Write out, without any changes, the rows below that begin with the line containing "- product-variant: Cranberry" and continue through the line containing "- shipping-method-label: Shipping", both lines included.

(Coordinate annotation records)
- - -
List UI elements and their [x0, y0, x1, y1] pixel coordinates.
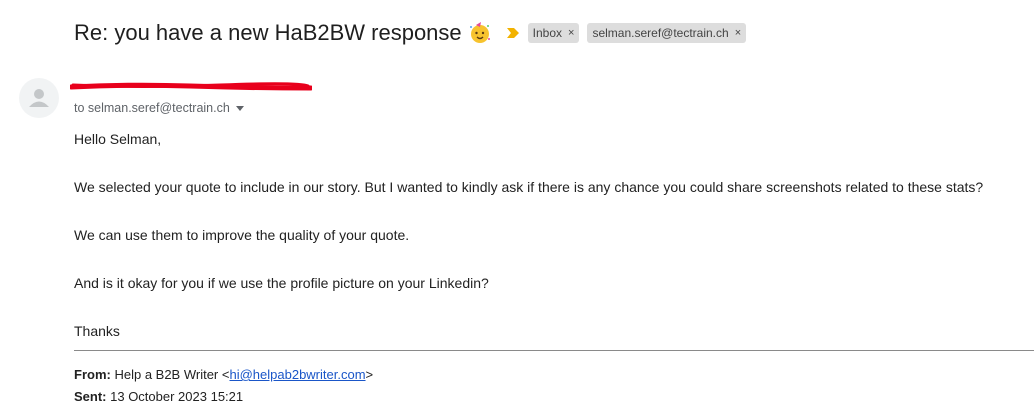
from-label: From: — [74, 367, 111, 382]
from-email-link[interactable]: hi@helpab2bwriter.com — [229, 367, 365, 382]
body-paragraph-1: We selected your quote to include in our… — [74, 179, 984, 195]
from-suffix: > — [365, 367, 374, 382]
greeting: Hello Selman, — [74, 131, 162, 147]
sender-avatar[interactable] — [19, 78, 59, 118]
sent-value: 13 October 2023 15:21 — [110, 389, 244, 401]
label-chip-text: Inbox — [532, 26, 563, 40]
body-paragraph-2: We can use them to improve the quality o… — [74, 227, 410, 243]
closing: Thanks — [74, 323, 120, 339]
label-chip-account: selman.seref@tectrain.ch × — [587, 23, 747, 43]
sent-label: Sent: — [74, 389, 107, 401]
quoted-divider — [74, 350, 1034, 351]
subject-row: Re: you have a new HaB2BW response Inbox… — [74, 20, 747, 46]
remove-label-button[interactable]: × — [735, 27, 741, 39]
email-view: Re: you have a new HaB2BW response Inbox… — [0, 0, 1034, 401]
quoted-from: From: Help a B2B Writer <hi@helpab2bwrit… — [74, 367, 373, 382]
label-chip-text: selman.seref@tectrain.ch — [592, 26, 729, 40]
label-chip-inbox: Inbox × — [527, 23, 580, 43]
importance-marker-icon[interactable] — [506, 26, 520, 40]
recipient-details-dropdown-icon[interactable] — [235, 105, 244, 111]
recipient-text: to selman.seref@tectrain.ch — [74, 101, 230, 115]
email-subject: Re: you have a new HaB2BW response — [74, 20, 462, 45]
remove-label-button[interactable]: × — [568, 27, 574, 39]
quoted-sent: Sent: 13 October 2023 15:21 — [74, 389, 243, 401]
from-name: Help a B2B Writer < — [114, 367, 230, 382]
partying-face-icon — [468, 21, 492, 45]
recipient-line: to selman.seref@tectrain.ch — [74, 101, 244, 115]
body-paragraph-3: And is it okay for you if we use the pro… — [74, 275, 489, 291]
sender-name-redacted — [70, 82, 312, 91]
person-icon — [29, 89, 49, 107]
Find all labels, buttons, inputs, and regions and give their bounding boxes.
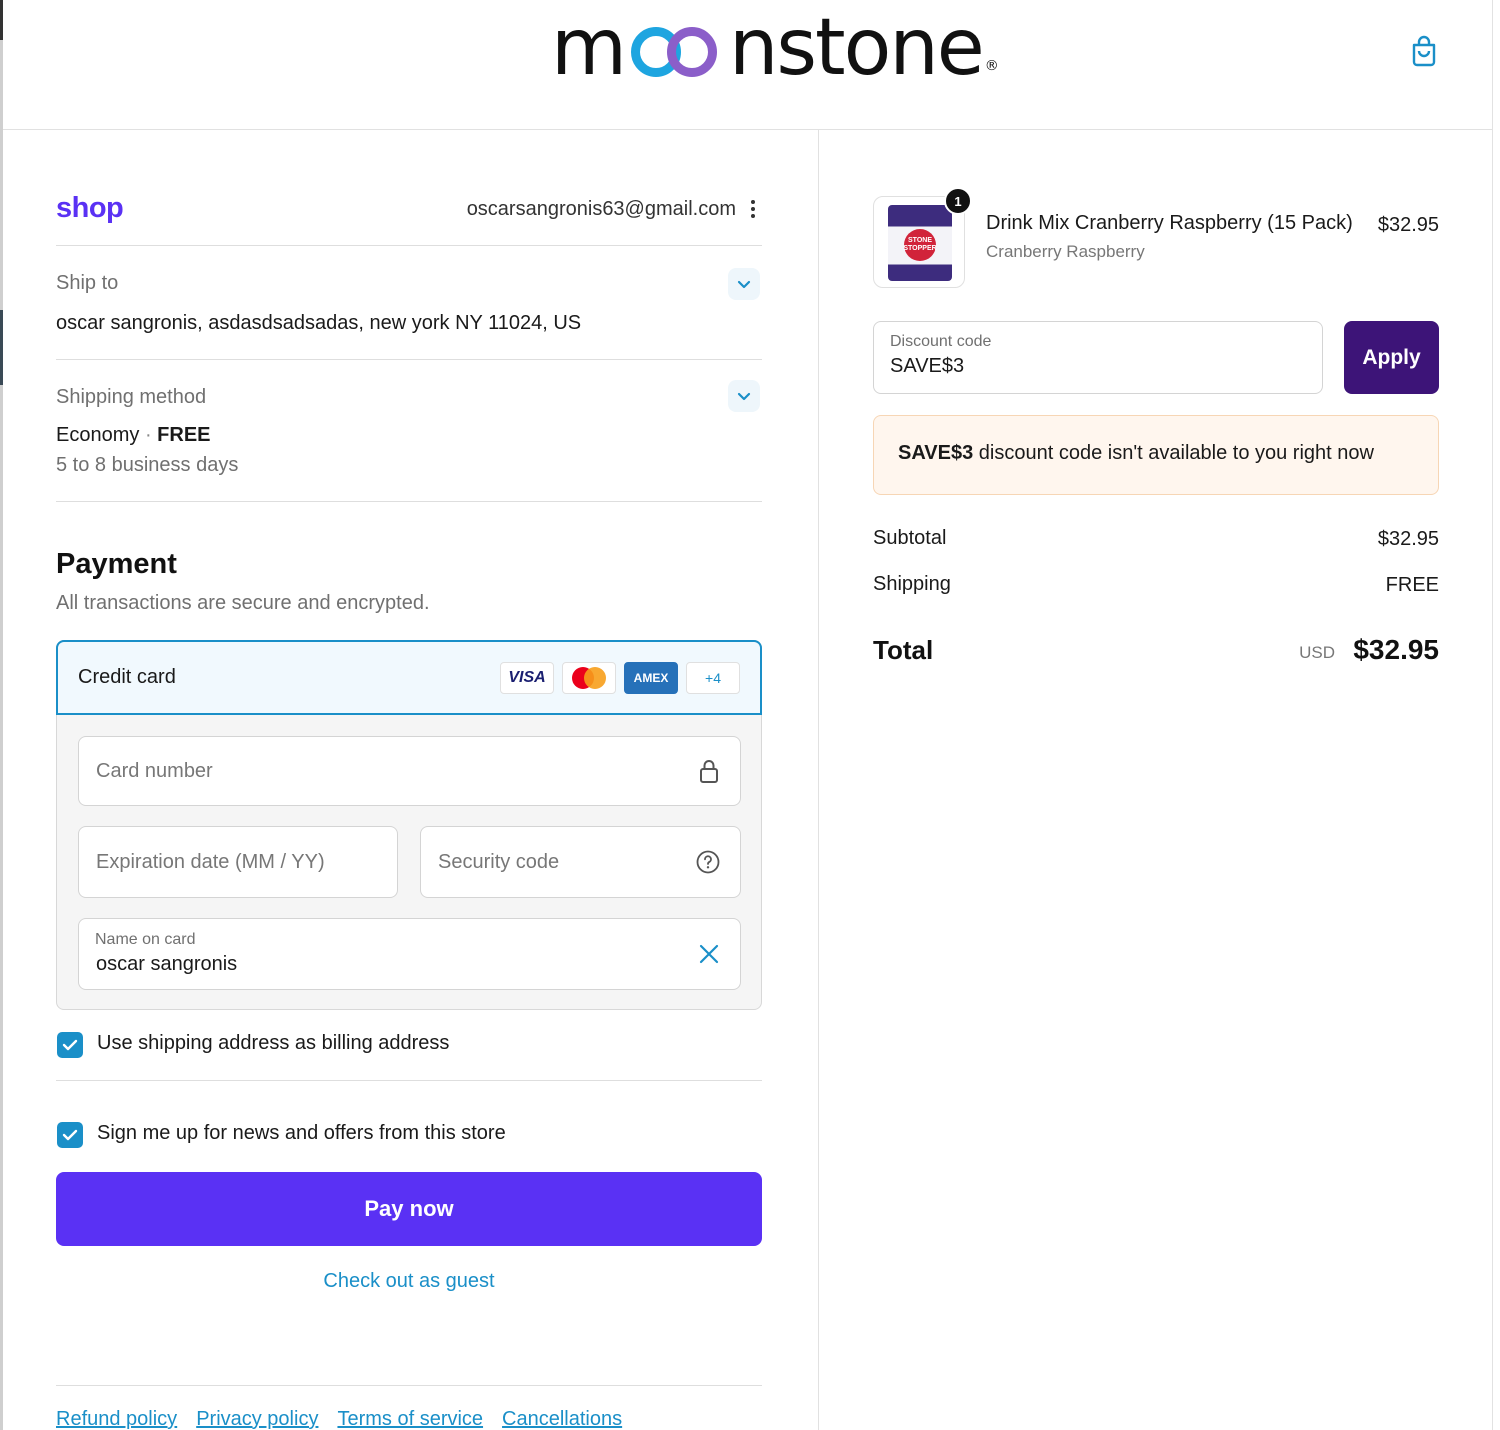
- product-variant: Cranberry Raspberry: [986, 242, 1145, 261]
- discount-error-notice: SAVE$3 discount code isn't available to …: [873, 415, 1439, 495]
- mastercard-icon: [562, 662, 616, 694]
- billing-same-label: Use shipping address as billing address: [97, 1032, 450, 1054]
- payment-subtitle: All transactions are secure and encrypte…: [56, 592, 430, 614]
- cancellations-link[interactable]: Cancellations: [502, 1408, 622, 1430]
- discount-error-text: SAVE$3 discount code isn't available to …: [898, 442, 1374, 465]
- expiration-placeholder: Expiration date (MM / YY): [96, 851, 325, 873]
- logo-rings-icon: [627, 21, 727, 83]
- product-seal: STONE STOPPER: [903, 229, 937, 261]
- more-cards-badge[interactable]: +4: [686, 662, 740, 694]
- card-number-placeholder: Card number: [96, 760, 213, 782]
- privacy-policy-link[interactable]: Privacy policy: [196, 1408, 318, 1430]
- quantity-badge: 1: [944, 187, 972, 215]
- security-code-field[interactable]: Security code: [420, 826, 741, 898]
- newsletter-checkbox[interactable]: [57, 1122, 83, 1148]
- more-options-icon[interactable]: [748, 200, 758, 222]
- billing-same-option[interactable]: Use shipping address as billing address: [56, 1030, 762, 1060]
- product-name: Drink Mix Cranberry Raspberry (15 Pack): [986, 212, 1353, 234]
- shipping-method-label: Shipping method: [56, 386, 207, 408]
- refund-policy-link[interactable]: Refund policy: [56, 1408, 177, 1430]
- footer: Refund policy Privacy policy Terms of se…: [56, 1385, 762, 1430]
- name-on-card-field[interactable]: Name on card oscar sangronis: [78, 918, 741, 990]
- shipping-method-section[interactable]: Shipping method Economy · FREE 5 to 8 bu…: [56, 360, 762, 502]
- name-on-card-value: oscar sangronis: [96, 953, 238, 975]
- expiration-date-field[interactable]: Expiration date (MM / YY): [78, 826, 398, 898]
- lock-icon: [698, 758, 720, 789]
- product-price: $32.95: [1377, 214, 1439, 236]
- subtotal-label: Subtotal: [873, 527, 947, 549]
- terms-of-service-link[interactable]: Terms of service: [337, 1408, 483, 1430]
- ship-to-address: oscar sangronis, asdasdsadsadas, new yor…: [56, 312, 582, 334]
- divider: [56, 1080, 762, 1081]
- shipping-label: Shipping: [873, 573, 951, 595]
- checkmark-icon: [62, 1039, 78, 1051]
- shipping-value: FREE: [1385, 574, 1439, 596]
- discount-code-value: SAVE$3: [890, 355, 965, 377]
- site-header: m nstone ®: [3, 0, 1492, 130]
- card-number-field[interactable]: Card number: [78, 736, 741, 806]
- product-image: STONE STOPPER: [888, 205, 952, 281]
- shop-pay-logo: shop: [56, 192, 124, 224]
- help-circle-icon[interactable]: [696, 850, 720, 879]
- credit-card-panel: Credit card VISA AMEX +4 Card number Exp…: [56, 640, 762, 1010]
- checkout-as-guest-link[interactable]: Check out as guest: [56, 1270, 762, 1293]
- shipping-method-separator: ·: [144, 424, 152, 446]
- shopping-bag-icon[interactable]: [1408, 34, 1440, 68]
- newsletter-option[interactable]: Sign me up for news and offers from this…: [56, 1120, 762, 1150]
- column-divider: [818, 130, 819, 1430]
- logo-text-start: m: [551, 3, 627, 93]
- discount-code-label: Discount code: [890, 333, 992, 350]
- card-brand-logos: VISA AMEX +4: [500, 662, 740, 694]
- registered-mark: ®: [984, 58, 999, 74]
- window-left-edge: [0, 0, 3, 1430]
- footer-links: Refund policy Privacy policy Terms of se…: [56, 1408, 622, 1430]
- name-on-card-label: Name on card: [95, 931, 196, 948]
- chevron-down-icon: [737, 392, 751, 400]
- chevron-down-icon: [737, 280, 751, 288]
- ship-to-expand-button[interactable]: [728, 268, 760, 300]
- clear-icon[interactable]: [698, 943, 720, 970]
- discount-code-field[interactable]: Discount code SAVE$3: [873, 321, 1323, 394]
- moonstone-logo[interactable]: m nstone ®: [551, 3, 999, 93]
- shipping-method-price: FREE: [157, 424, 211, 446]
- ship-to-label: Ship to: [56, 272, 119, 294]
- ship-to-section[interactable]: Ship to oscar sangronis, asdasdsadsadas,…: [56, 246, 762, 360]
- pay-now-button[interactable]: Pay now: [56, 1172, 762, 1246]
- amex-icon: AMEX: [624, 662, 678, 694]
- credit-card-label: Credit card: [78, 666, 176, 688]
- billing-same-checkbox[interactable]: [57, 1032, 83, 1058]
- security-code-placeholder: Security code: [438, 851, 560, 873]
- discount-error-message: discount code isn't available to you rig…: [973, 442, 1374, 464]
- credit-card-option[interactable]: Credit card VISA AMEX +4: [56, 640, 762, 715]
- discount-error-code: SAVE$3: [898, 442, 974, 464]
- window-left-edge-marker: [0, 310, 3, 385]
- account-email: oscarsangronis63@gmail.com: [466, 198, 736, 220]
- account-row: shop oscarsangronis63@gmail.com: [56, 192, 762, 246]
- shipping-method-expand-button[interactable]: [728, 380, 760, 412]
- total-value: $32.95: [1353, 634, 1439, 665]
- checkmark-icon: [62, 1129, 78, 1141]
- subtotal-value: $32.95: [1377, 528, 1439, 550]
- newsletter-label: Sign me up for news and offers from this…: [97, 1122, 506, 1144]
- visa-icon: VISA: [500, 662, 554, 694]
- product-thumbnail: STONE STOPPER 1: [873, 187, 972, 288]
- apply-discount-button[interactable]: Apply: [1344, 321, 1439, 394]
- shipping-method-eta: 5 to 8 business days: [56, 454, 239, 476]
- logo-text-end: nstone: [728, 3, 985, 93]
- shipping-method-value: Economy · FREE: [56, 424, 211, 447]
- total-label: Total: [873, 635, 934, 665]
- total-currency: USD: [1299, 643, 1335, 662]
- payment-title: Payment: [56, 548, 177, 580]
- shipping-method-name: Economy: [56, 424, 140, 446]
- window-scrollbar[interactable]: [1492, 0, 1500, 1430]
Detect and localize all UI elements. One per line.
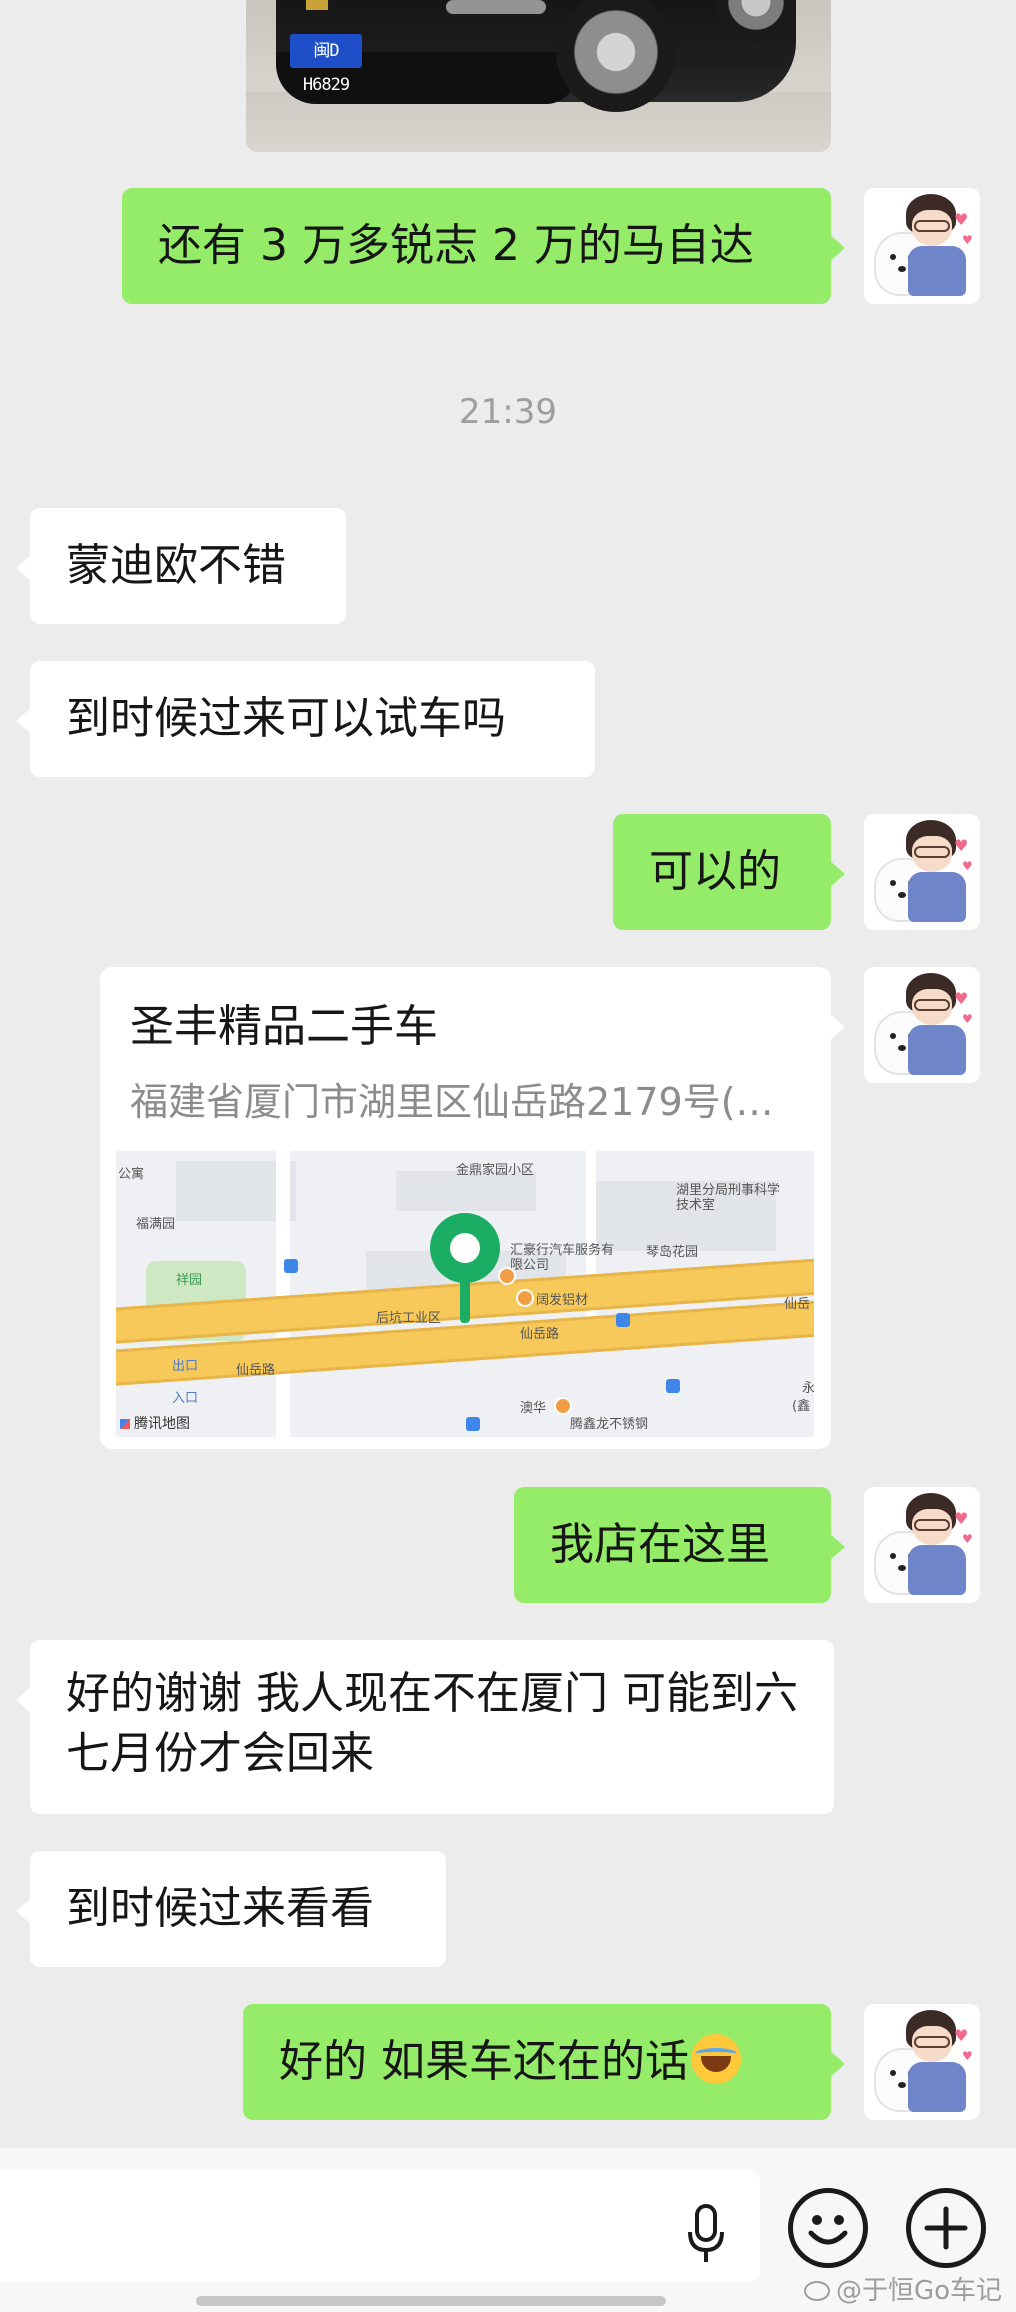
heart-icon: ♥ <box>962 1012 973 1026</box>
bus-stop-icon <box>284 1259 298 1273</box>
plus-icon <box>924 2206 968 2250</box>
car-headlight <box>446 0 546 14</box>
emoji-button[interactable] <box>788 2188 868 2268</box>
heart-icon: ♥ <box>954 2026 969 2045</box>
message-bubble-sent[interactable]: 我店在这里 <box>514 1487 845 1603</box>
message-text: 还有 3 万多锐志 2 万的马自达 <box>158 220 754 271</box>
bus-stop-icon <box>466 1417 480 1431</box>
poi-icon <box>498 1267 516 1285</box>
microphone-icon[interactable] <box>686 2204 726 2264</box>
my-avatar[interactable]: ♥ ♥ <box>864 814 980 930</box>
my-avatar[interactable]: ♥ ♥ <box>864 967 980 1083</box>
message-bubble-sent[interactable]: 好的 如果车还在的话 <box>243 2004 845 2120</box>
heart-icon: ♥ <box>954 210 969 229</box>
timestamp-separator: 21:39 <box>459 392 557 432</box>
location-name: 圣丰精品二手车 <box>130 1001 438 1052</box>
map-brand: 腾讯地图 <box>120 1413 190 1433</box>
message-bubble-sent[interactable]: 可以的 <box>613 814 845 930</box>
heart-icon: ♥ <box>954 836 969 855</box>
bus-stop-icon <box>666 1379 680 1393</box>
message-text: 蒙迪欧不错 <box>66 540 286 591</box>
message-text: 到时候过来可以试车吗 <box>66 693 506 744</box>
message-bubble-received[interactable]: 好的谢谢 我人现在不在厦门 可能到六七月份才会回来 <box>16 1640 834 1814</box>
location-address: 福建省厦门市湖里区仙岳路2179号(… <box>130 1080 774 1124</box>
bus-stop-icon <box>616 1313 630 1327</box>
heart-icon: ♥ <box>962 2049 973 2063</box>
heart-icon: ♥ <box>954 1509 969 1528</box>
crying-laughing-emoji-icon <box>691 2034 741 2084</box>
- - -
• _Task output_:
- product-variant: Cranberry Raspberry: [986, 242, 1145, 261]
- discount-error-notice: SAVE$3 discount code isn't available to …: [873, 415, 1439, 495]
- mastercard-icon: [562, 662, 616, 694]
- billing-same-label: Use shipping address as billing address: [97, 1032, 450, 1054]
- payment-subtitle: All transactions are secure and encrypte…: [56, 592, 430, 614]
- cancellations-link[interactable]: Cancellations: [502, 1408, 622, 1430]
- discount-error-text: SAVE$3 discount code isn't available to …: [898, 442, 1374, 465]
- expiration-placeholder: Expiration date (MM / YY): [96, 851, 325, 873]
- logo-rings-icon: [627, 21, 727, 83]
- product-seal: STONE STOPPER: [903, 229, 937, 261]
- more-cards-badge[interactable]: +4: [686, 662, 740, 694]
- card-number-placeholder: Card number: [96, 760, 213, 782]
- privacy-policy-link[interactable]: Privacy policy: [196, 1408, 318, 1430]
- quantity-badge: 1: [944, 187, 972, 215]
- security-code-field[interactable]: Security code: [420, 826, 741, 898]
- newsletter-checkbox[interactable]: [57, 1122, 83, 1148]
- more-options-icon[interactable]: [748, 200, 758, 222]
- billing-same-option[interactable]: Use shipping address as billing address: [56, 1030, 762, 1060]
- product-name: Drink Mix Cranberry Raspberry (15 Pack): [986, 212, 1353, 234]
- shipping-method-label: Shipping method: [56, 386, 207, 408]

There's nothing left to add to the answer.